***** Data shown *****

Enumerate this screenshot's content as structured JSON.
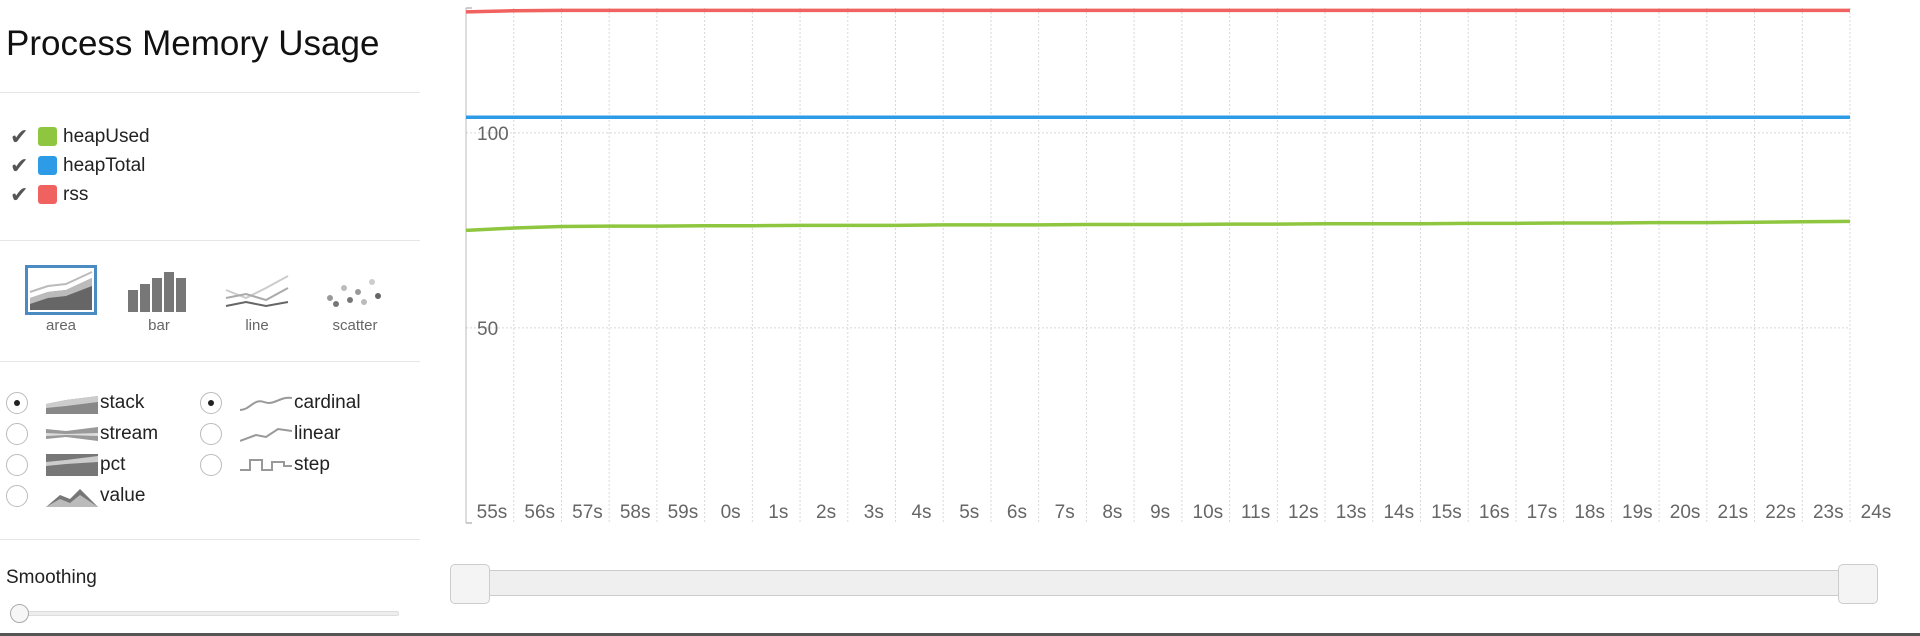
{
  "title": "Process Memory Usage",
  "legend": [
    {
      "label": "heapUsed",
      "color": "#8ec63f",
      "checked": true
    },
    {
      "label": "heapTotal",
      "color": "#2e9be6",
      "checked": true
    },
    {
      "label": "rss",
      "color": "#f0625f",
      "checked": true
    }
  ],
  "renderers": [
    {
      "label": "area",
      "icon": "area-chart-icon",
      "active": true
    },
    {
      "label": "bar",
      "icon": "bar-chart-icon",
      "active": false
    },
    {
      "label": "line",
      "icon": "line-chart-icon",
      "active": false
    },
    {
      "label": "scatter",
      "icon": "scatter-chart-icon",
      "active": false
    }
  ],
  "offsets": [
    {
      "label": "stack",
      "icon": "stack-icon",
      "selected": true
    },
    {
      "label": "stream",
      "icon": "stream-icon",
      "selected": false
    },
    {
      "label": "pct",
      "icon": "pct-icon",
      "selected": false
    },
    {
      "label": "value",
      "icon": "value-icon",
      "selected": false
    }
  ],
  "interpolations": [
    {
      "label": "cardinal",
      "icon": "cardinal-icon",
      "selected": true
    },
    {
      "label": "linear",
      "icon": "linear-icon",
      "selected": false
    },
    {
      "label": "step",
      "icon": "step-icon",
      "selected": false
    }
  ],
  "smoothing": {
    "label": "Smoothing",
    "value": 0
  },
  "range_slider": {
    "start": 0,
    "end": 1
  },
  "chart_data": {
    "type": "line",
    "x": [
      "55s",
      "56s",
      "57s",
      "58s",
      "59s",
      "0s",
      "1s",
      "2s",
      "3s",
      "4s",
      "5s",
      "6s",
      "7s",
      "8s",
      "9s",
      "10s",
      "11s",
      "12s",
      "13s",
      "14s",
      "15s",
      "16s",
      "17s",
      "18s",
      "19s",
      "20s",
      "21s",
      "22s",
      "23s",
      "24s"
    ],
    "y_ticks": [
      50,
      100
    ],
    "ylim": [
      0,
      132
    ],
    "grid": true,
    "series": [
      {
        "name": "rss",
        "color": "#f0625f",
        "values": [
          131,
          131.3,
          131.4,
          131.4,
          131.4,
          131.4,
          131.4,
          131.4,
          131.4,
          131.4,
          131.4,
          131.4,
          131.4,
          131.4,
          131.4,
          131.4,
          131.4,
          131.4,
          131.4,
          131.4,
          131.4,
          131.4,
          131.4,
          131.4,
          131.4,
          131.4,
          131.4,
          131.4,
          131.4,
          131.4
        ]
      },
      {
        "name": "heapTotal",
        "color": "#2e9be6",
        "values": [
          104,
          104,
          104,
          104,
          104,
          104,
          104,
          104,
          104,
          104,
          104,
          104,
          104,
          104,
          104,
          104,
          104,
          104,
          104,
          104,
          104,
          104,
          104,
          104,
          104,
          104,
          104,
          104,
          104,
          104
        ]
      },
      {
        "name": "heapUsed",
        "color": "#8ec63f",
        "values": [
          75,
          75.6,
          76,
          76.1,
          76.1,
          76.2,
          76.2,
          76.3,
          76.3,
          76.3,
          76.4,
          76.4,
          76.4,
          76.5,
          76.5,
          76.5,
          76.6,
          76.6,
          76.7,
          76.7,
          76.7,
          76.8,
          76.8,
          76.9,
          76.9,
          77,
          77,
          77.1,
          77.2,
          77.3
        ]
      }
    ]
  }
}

*****

### Brief
Say how many lines of the listing above contain "scatter", with no other words.

### The output
2